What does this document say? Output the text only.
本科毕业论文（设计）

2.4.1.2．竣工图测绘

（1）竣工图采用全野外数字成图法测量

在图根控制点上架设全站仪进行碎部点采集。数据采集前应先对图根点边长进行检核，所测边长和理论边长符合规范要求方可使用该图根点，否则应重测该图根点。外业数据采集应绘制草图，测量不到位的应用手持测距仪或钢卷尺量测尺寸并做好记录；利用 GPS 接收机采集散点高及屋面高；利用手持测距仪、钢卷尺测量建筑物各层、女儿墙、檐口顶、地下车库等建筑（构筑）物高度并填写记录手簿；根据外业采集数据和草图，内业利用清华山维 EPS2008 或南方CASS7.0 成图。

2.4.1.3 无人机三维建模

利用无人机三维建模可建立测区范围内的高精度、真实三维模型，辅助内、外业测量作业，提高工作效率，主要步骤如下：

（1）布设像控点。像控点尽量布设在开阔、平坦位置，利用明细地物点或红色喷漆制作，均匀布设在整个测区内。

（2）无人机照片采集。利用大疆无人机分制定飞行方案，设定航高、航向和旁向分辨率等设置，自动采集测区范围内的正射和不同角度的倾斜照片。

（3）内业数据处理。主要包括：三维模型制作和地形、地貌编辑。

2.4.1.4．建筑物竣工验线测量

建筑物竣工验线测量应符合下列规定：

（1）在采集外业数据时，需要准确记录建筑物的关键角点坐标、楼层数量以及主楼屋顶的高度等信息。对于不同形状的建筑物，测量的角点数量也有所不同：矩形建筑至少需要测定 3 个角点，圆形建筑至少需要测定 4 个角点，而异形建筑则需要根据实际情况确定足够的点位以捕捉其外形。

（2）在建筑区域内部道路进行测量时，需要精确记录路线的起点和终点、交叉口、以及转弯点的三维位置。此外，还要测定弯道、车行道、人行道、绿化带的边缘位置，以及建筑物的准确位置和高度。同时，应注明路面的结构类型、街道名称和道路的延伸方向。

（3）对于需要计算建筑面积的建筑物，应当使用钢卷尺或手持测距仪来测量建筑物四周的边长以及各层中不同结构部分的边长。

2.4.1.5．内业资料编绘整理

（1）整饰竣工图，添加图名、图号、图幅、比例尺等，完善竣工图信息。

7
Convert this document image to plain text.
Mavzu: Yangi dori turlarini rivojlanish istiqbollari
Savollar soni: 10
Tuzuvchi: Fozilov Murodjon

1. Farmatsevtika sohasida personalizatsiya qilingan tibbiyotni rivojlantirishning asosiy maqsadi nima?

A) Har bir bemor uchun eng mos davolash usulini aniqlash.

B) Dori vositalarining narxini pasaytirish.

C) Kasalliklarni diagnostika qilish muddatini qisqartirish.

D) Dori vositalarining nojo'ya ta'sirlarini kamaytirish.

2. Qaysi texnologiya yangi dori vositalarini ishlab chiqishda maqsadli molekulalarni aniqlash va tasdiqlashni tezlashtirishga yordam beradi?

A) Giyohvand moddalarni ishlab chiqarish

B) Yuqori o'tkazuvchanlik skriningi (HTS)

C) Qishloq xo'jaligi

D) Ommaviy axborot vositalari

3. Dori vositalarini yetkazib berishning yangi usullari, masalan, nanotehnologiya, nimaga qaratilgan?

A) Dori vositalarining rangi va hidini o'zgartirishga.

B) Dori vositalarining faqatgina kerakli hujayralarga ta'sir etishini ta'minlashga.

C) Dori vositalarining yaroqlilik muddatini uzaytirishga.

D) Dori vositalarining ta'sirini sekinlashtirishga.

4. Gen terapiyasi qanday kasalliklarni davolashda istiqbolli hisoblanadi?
┄┄┄┄┄┄
TASK TO COMPLETE
From the data, list each line in which the string "document" appears.

FINAL RESULT
What does this document say? Output the text only.
Convert this document image to plain text.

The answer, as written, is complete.